Поставленная задача
Перескажите списком абзац интервью о театре на Таганке, который начинается словами «Да, я не с улицы пришел». Сохраните его главные факты.

Исходный текст

################

Мне кажется, театральные люди, они более в этом смысле открыты. Могут разругаться, но потом помириться. А литературные люди в этом смысле вообще мало что забывают.

Знаете, в свое время на Таганке, которая… Ну, не золотой век мы застали, но такой, подсеребренный век «Таганки». После «Таганки» в любом заведении я чувствовал себя, как в детском саду. Потому что мы все воспитаны были нашим шефом очень, ну очень жестко. И с огромной благодарностью я всегда вспоминаю этого сложного, невероятно интересного и гениального в общем человека – Любимова.

А сколько Юрию Петровичу было лет, когда вы пришли в театр?

79.

А было такое ощущение, что все‑таки, ну, уже старик?

Вот у меня не было. Было у тех людей, которые меня не отпускали из других заведений. Говорили: «Ну куда ты пойдешь. Слушай, ну ему же 79 лет». Я пришел и увидел…

А вы же из театра Моссовета туда ушли? Ни много ни мало.

Да, я не с улицы пришел. У меня был интересный опыт. Я был партнером, лучше сказать – я имел честь быть партнером Георгия Жженова на сцене. Бориса Иванова. Моей «мамой» была Нина Дробышева. Саша Домогаров пришел из театра Армии (Центральный академический театр Российской Армии – примеч. ред.), а я пришел из училища, и Саша меня немножко натаскивал в театральную жизнь. Говорил: «Не надо отпрашиваться у главного режиссера. Ты вот здесь так, а потом потихонечку…» (показывает юркающие движения телом). Он вот этим булгаковским приемчикам меня учил. Кстати, достаточно по‑дружески, мы до сих пор в очень теплых отношениях. Даже Юрий Петрович кому‑то говорил, ему нравилось говорить: «Я его украл из Моссовета».

################

Выдержки из материала

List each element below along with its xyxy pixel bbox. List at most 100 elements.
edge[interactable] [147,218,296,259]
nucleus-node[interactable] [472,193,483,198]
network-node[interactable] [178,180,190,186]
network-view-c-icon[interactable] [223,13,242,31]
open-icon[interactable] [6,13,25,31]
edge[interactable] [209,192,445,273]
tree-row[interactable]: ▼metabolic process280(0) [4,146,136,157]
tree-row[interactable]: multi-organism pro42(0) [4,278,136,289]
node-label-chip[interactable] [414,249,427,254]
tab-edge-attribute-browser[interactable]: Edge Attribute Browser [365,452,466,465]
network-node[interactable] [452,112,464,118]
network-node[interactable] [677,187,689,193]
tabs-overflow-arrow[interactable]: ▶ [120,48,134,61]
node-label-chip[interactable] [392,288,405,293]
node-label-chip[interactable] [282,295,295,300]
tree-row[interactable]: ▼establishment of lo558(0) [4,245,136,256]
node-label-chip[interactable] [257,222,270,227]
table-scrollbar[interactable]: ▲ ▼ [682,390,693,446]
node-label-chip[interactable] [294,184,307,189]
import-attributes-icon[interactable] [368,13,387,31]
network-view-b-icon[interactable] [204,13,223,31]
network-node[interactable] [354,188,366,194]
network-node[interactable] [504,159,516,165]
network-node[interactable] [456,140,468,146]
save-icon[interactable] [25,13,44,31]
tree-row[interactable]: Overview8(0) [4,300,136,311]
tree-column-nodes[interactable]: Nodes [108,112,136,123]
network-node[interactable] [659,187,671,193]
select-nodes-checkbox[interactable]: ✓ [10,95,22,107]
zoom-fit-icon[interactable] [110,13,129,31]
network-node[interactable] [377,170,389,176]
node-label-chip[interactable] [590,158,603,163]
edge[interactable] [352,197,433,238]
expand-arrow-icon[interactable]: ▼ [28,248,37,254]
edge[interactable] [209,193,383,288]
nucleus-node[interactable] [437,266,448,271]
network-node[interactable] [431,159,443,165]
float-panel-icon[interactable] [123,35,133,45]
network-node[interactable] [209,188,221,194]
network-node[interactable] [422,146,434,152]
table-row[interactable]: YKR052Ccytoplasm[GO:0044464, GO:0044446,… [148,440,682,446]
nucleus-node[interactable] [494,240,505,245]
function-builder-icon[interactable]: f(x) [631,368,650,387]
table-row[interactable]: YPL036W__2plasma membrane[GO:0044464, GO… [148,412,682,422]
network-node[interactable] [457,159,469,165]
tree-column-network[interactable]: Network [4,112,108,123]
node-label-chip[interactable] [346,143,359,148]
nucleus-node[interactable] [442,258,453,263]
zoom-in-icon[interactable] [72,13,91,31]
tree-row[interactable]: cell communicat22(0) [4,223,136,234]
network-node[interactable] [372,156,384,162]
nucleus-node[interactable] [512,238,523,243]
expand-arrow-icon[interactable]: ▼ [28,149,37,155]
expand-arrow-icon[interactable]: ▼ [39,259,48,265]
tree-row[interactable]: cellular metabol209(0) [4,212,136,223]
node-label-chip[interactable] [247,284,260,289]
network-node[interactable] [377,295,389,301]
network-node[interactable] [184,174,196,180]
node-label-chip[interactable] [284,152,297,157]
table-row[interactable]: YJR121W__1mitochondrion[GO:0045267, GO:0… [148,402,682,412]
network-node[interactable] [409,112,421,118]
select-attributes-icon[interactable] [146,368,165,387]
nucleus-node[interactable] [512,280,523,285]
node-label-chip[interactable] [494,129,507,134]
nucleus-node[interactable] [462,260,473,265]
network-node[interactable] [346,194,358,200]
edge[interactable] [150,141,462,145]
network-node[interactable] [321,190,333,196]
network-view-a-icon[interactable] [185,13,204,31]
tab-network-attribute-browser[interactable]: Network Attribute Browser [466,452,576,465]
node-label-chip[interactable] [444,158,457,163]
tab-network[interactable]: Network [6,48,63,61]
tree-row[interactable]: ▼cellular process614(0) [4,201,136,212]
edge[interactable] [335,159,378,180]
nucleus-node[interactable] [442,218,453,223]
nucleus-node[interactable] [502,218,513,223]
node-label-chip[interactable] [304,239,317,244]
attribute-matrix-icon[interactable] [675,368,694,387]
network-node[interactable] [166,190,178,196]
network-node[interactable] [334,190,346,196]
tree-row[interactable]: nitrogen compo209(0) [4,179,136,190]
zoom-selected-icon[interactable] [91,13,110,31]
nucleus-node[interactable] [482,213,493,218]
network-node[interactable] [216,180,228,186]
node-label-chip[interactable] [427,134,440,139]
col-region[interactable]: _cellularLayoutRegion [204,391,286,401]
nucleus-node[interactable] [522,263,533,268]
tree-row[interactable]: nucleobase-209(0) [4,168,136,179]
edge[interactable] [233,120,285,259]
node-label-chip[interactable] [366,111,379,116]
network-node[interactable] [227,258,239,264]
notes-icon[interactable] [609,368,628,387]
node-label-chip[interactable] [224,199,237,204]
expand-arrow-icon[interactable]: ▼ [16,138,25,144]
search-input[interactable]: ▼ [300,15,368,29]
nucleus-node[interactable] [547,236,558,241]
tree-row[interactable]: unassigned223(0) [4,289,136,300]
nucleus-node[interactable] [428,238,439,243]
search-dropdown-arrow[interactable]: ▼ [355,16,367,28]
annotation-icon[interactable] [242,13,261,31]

################

Решение задачи
- До Таганки у рассказчика уже был опыт в театре Моссовета.
- Там он был партнером Георгия Жженова и Бориса Иванова на сцене, а его «мамой» была Нина Дробышева.
- Саша Домогаров пришел туда из театра Армии, рассказчик — из училища.
- Домогаров по-дружески вводил его в театральную жизнь: советовал не отпрашиваться у главного режиссера и учил «булгаковским приемчикам».
- Они до сих пор в очень теплых отношениях.
- Юрию Петровичу нравилось говорить о нем: «Я его украл из Моссовета».